Data entries:

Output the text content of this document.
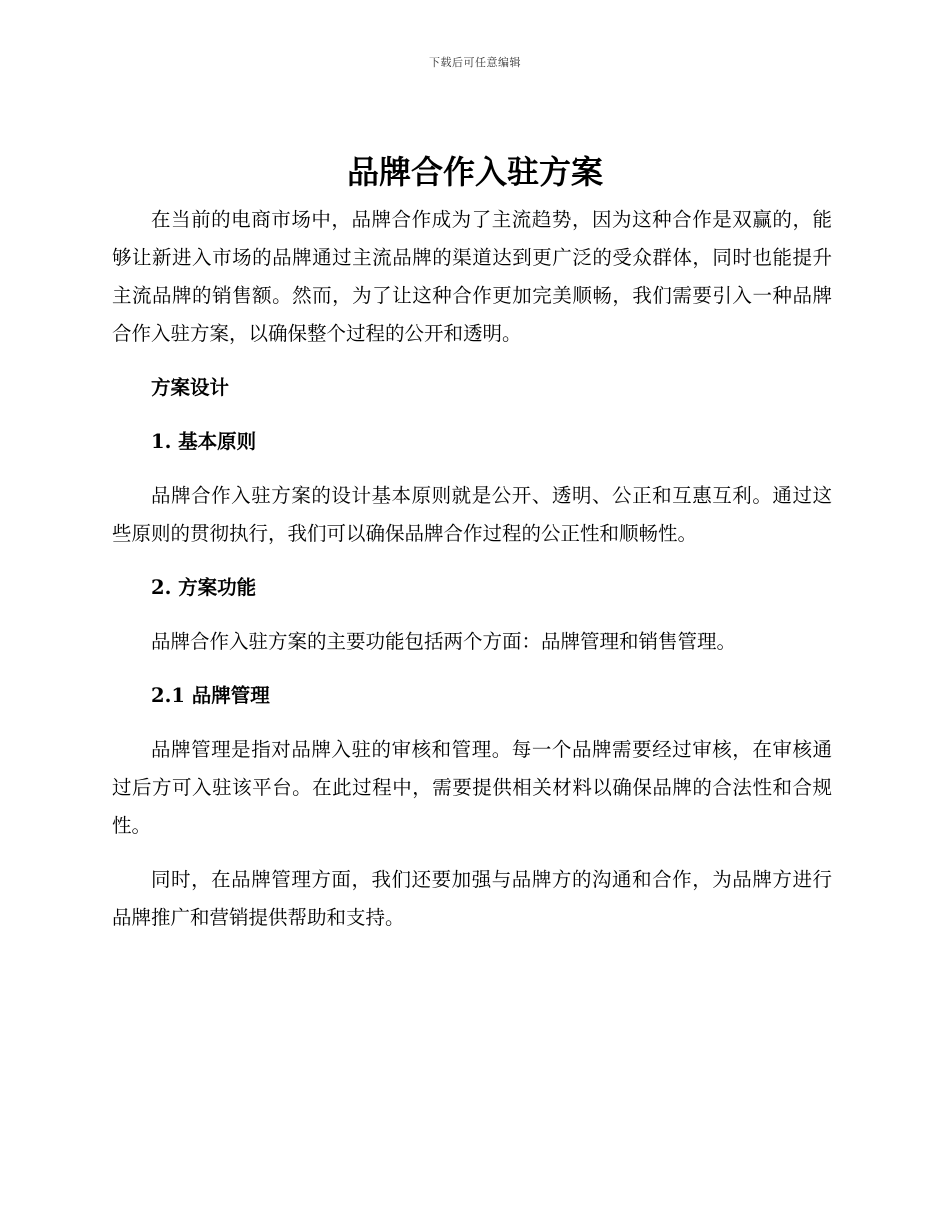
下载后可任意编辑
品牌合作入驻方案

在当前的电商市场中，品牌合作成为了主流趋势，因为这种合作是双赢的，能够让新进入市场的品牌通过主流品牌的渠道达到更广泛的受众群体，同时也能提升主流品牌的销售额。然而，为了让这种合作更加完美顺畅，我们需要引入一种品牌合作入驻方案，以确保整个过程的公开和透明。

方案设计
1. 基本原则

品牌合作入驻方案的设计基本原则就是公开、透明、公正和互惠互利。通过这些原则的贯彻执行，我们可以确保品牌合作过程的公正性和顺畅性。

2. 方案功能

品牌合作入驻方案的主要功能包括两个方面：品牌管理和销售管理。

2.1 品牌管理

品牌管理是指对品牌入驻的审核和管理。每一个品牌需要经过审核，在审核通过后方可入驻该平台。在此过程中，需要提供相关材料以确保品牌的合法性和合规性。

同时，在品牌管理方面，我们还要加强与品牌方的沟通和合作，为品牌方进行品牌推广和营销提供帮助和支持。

--

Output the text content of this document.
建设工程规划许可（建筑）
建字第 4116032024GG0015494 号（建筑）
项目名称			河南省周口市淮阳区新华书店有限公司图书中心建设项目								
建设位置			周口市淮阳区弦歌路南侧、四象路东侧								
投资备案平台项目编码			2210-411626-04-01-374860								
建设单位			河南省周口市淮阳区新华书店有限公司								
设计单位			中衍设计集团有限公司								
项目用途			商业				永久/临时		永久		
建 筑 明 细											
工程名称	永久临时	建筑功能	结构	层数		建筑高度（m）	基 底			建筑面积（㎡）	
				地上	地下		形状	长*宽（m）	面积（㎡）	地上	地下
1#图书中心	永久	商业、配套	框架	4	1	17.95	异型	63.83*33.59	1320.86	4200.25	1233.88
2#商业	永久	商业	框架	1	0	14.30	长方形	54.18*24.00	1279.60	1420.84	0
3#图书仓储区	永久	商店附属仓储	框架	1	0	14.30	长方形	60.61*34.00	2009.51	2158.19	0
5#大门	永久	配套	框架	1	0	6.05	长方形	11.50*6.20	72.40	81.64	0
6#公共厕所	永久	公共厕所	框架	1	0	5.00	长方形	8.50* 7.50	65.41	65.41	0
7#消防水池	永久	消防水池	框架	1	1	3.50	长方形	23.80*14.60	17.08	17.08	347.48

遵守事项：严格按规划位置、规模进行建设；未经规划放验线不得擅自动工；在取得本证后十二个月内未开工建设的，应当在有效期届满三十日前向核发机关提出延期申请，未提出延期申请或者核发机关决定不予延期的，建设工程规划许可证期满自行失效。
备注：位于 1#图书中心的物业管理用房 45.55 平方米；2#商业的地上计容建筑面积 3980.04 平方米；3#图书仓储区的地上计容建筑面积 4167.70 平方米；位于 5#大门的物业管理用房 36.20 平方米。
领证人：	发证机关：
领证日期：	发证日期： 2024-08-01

* * *

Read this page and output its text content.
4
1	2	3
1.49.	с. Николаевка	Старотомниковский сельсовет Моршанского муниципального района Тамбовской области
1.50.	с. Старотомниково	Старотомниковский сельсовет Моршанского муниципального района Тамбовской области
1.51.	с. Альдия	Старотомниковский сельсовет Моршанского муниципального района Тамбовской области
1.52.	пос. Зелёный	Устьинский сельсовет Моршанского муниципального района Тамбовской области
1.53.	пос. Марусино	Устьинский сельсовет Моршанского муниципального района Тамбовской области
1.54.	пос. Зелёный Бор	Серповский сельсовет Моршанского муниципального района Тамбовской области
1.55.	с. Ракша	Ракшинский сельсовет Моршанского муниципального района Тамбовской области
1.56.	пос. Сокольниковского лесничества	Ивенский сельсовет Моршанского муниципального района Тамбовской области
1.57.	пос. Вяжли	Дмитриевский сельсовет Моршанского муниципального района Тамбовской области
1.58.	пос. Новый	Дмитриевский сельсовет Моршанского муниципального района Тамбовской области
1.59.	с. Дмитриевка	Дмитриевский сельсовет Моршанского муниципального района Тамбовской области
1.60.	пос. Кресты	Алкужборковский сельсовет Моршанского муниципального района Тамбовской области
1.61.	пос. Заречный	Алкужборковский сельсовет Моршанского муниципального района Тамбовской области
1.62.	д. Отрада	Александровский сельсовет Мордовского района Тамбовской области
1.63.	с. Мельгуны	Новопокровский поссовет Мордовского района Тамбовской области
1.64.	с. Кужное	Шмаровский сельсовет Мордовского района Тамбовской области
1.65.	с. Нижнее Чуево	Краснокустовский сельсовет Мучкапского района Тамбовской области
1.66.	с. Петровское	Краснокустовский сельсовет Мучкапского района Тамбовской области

YOUR INSTRUCTIONS
Each line holding the word "Алкужборковский" counts once; report the total and nothing else.

THE COMPLETED TASK
2